*CHALLENGE*: Everything in the listing except the pictures should be written out exactly.

[Extracted data entries]

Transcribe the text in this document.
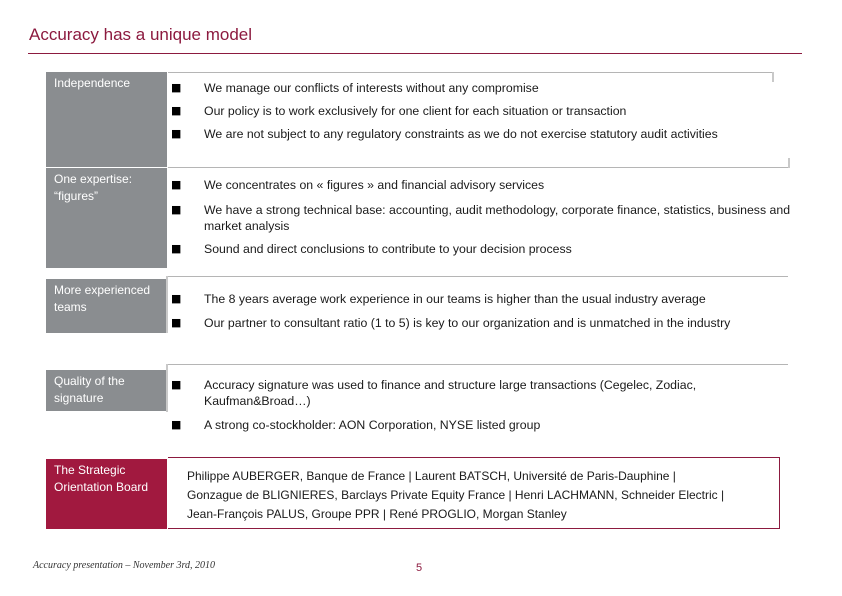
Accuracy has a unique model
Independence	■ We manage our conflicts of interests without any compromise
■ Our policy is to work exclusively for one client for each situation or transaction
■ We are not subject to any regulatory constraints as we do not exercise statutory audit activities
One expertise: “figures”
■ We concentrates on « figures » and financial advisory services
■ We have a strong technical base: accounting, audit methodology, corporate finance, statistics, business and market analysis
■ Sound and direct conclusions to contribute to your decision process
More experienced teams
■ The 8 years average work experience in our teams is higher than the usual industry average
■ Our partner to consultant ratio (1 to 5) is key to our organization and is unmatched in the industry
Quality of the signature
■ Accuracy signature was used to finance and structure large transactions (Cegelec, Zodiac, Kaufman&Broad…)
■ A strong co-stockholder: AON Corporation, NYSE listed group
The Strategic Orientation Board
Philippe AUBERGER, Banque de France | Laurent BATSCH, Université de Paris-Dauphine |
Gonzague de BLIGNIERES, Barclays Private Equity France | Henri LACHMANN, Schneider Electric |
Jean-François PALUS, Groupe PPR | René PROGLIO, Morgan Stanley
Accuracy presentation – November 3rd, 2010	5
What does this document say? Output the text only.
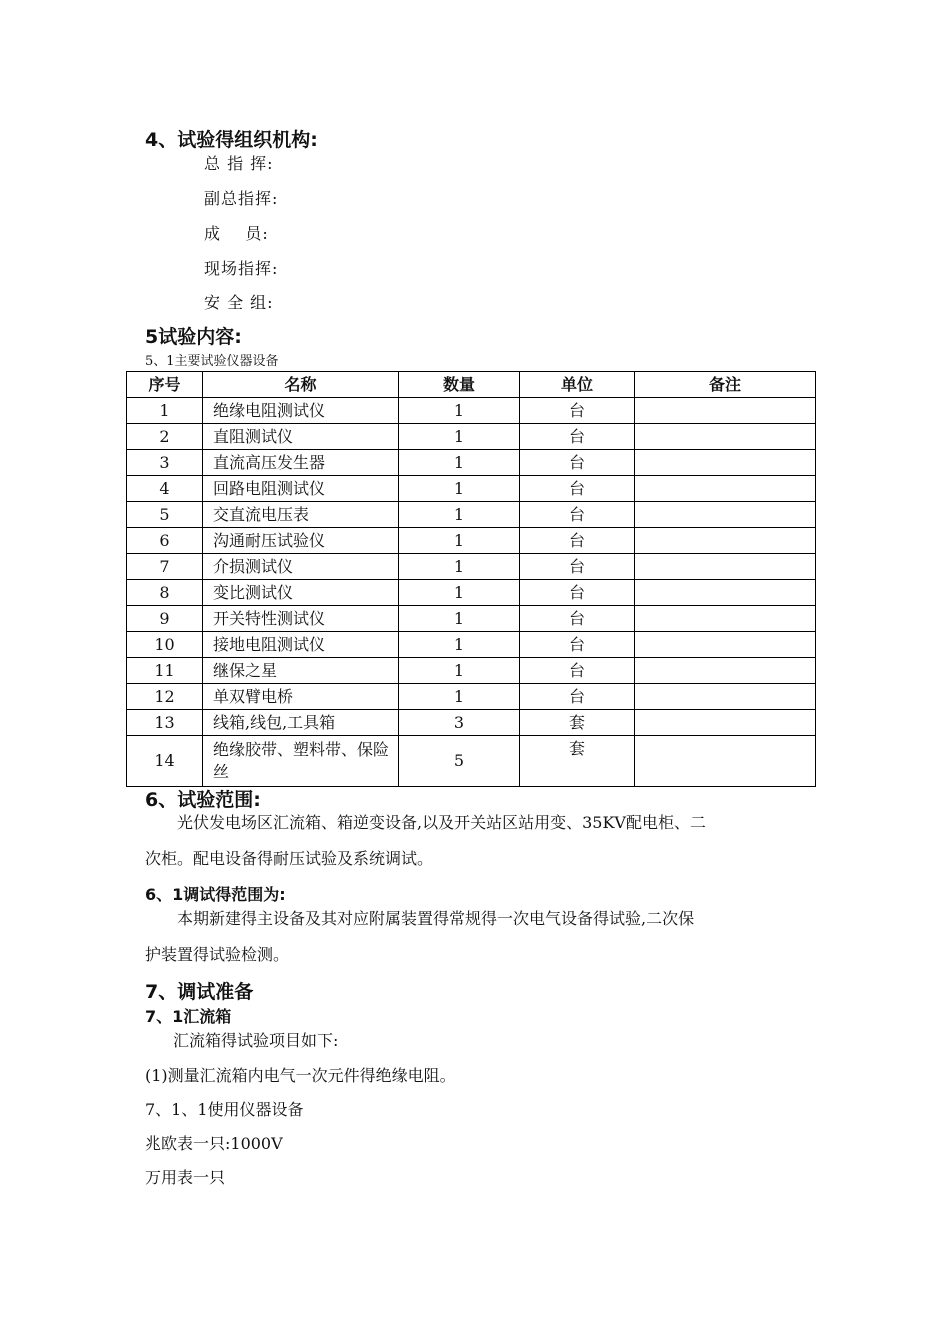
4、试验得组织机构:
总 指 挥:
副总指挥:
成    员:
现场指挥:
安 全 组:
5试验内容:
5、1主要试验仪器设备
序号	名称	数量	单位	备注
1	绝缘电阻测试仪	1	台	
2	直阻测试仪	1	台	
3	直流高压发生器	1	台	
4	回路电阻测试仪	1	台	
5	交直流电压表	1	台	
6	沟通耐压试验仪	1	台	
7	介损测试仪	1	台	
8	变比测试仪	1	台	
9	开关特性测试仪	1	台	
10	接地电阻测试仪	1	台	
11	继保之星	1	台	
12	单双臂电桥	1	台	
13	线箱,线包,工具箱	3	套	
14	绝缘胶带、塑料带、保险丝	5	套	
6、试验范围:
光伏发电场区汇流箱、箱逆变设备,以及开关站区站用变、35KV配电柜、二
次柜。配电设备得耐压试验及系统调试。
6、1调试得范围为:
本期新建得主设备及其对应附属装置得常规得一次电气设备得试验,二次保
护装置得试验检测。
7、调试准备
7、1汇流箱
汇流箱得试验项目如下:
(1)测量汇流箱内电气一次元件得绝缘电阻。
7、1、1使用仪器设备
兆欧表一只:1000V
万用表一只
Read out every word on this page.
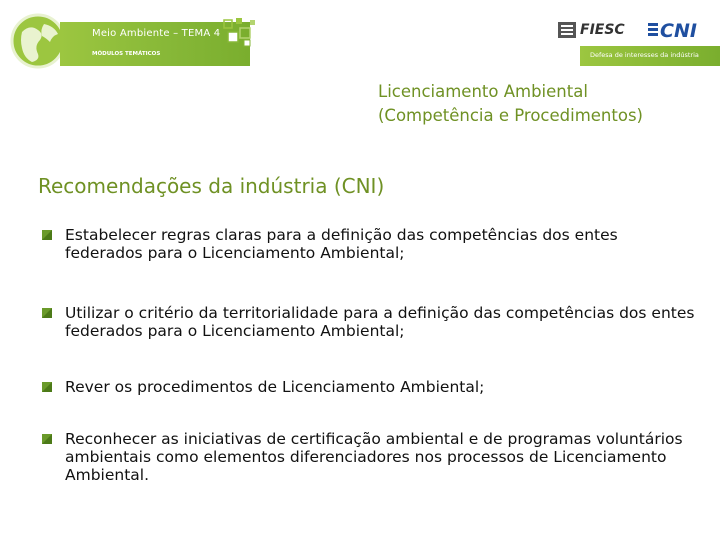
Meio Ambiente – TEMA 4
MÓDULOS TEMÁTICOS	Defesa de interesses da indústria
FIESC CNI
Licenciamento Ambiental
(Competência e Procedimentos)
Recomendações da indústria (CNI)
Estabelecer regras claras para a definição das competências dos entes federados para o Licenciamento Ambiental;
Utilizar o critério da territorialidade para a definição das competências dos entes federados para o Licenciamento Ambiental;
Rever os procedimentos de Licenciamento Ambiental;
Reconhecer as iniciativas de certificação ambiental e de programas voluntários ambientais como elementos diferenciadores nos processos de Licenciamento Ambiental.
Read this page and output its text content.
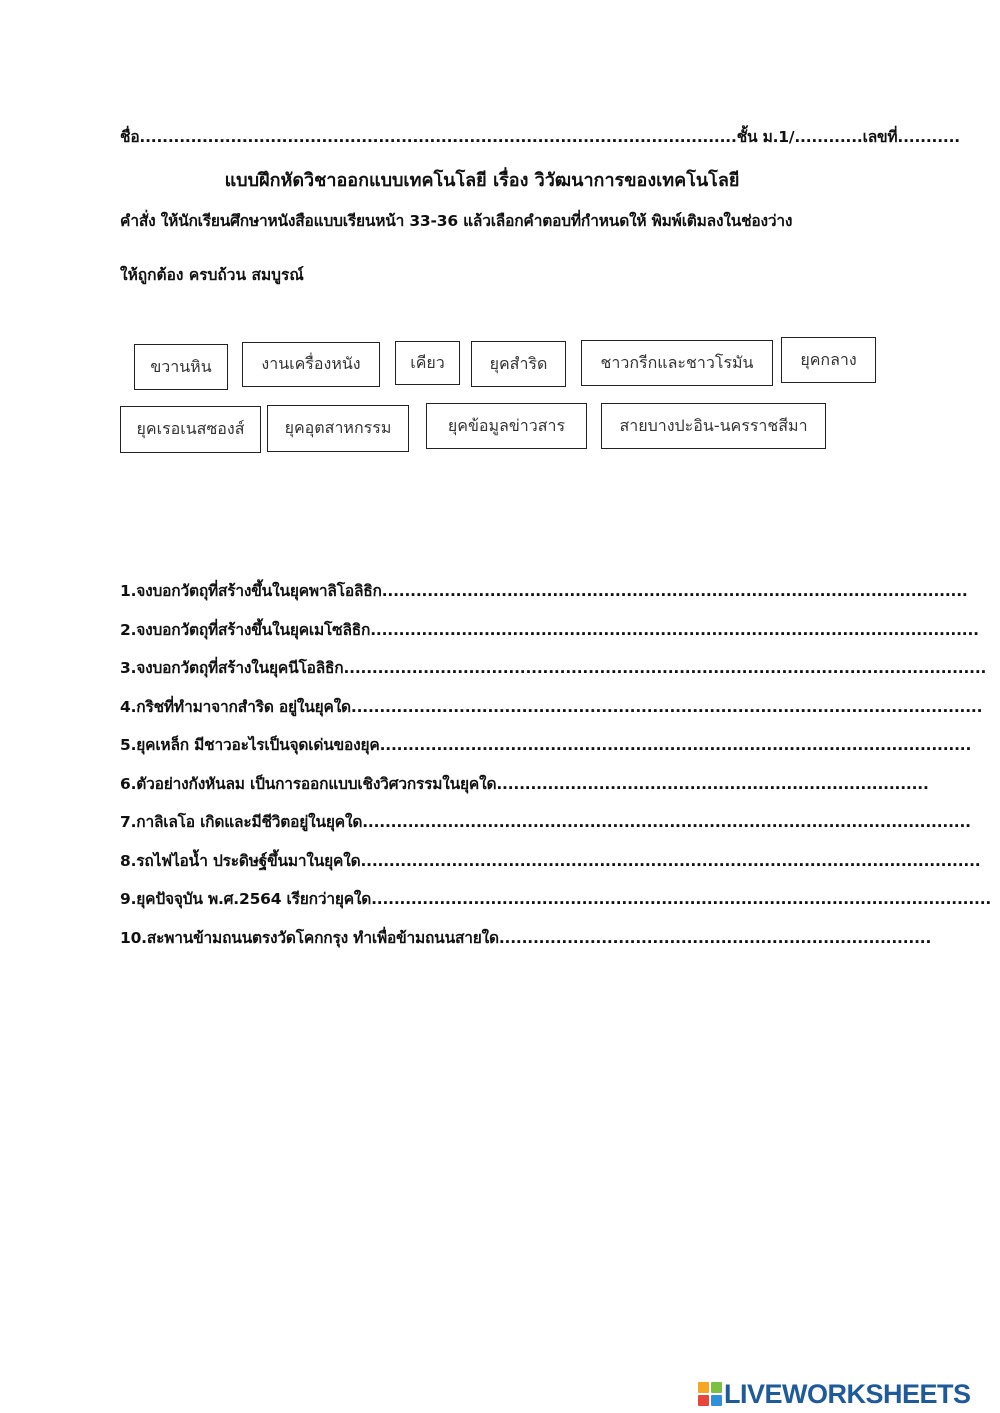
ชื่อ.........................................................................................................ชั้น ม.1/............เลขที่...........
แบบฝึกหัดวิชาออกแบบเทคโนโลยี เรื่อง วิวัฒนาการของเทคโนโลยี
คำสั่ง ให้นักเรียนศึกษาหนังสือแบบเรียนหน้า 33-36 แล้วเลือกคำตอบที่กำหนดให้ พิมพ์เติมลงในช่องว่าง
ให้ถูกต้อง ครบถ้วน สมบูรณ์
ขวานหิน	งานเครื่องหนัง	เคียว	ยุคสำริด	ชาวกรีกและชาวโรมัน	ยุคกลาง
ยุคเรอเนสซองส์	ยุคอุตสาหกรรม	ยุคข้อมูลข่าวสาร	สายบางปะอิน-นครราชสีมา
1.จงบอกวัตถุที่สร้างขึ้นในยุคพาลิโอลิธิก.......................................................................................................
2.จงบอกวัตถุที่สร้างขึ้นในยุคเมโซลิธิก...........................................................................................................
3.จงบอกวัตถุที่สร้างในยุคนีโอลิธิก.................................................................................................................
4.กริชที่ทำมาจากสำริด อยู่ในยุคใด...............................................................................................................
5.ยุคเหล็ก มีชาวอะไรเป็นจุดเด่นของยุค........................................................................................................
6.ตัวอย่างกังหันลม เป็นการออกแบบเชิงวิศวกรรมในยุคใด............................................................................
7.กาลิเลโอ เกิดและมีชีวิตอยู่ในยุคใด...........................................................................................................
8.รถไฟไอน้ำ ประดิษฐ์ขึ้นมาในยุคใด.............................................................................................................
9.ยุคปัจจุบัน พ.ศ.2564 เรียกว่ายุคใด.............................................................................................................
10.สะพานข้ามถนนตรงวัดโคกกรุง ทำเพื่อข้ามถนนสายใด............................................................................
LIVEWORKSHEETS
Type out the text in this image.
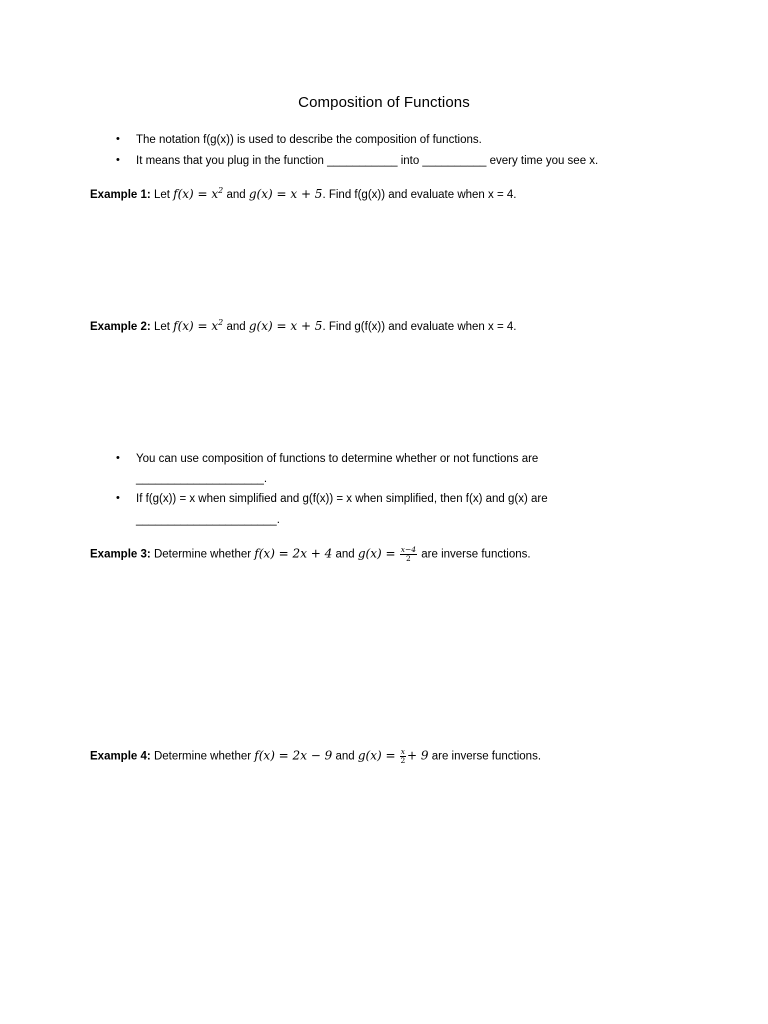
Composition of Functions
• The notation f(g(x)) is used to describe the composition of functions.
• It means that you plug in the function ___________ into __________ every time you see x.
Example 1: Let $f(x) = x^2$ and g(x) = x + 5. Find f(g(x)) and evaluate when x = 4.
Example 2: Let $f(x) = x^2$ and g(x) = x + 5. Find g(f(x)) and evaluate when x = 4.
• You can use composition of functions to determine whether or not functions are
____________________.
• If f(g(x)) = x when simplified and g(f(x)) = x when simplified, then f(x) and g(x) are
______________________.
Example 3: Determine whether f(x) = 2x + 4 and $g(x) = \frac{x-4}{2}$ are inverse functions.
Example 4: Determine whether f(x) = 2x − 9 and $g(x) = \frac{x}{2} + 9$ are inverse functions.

*TASK OUTPUT*:
Transcribe the text in this document.
Accuracy has a unique model
Independence	■ We manage our conflicts of interests without any compromise
■ Our policy is to work exclusively for one client for each situation or transaction
■ We are not subject to any regulatory constraints as we do not exercise statutory audit activities
One expertise: “figures”
■ We concentrates on « figures » and financial advisory services
■ We have a strong technical base: accounting, audit methodology, corporate finance, statistics, business and market analysis
■ Sound and direct conclusions to contribute to your decision process
More experienced teams
■ The 8 years average work experience in our teams is higher than the usual industry average
■ Our partner to consultant ratio (1 to 5) is key to our organization and is unmatched in the industry
Quality of the signature
■ Accuracy signature was used to finance and structure large transactions (Cegelec, Zodiac, Kaufman&Broad…)
■ A strong co-stockholder: AON Corporation, NYSE listed group
The Strategic Orientation Board
Philippe AUBERGER, Banque de France | Laurent BATSCH, Université de Paris-Dauphine |
Gonzague de BLIGNIERES, Barclays Private Equity France | Henri LACHMANN, Schneider Electric |
Jean-François PALUS, Groupe PPR | René PROGLIO, Morgan Stanley
Accuracy presentation – November 3rd, 2010	5
What does this document say? Output the text only.
4、试验得组织机构:
总 指 挥:
副总指挥:
成    员:
现场指挥:
安 全 组:
5试验内容:
5、1主要试验仪器设备
序号	名称	数量	单位	备注
1	绝缘电阻测试仪	1	台	
2	直阻测试仪	1	台	
3	直流高压发生器	1	台	
4	回路电阻测试仪	1	台	
5	交直流电压表	1	台	
6	沟通耐压试验仪	1	台	
7	介损测试仪	1	台	
8	变比测试仪	1	台	
9	开关特性测试仪	1	台	
10	接地电阻测试仪	1	台	
11	继保之星	1	台	
12	单双臂电桥	1	台	
13	线箱,线包,工具箱	3	套	
14	绝缘胶带、塑料带、保险丝	5	套	
6、试验范围:
光伏发电场区汇流箱、箱逆变设备,以及开关站区站用变、35KV配电柜、二
次柜。配电设备得耐压试验及系统调试。
6、1调试得范围为:
本期新建得主设备及其对应附属装置得常规得一次电气设备得试验,二次保
护装置得试验检测。
7、调试准备
7、1汇流箱
汇流箱得试验项目如下:
(1)测量汇流箱内电气一次元件得绝缘电阻。
7、1、1使用仪器设备
兆欧表一只:1000V
万用表一只
Read out every word on this page.
Meio Ambiente – TEMA 4
MÓDULOS TEMÁTICOS	Defesa de interesses da indústria
FIESC CNI
Licenciamento Ambiental
(Competência e Procedimentos)
Recomendações da indústria (CNI)
Estabelecer regras claras para a definição das competências dos entes federados para o Licenciamento Ambiental;
Utilizar o critério da territorialidade para a definição das competências dos entes federados para o Licenciamento Ambiental;
Rever os procedimentos de Licenciamento Ambiental;
Reconhecer as iniciativas de certificação ambiental e de programas voluntários ambientais como elementos diferenciadores nos processos de Licenciamento Ambiental.
Read this page and output its text content.
ชื่อ.........................................................................................................ชั้น ม.1/............เลขที่...........
แบบฝึกหัดวิชาออกแบบเทคโนโลยี เรื่อง วิวัฒนาการของเทคโนโลยี
คำสั่ง ให้นักเรียนศึกษาหนังสือแบบเรียนหน้า 33-36 แล้วเลือกคำตอบที่กำหนดให้ พิมพ์เติมลงในช่องว่าง
ให้ถูกต้อง ครบถ้วน สมบูรณ์
ขวานหิน	งานเครื่องหนัง	เคียว	ยุคสำริด	ชาวกรีกและชาวโรมัน	ยุคกลาง
ยุคเรอเนสซองส์	ยุคอุตสาหกรรม	ยุคข้อมูลข่าวสาร	สายบางปะอิน-นครราชสีมา
1.จงบอกวัตถุที่สร้างขึ้นในยุคพาลิโอลิธิก.......................................................................................................
2.จงบอกวัตถุที่สร้างขึ้นในยุคเมโซลิธิก...........................................................................................................
3.จงบอกวัตถุที่สร้างในยุคนีโอลิธิก.................................................................................................................
4.กริชที่ทำมาจากสำริด อยู่ในยุคใด...............................................................................................................
5.ยุคเหล็ก มีชาวอะไรเป็นจุดเด่นของยุค........................................................................................................
6.ตัวอย่างกังหันลม เป็นการออกแบบเชิงวิศวกรรมในยุคใด............................................................................
7.กาลิเลโอ เกิดและมีชีวิตอยู่ในยุคใด...........................................................................................................
8.รถไฟไอน้ำ ประดิษฐ์ขึ้นมาในยุคใด.............................................................................................................
9.ยุคปัจจุบัน พ.ศ.2564 เรียกว่ายุคใด.............................................................................................................
10.สะพานข้ามถนนตรงวัดโคกกรุง ทำเพื่อข้ามถนนสายใด............................................................................
LIVEWORKSHEETS
Type out the text in this image.
Composition of Functions
• The notation f(g(x)) is used to describe the composition of functions.
• It means that you plug in the function ___________ into __________ every time you see x.
Example 1: Let $f(x) = x^2$ and g(x) = x + 5. Find f(g(x)) and evaluate when x = 4.
Example 2: Let $f(x) = x^2$ and g(x) = x + 5. Find g(f(x)) and evaluate when x = 4.
• You can use composition of functions to determine whether or not functions are
____________________.
• If f(g(x)) = x when simplified and g(f(x)) = x when simplified, then f(x) and g(x) are
______________________.
Example 3: Determine whether f(x) = 2x + 4 and $g(x) = \frac{x-4}{2}$ are inverse functions.
Example 4: Determine whether f(x) = 2x − 9 and $g(x) = \frac{x}{2} + 9$ are inverse functions.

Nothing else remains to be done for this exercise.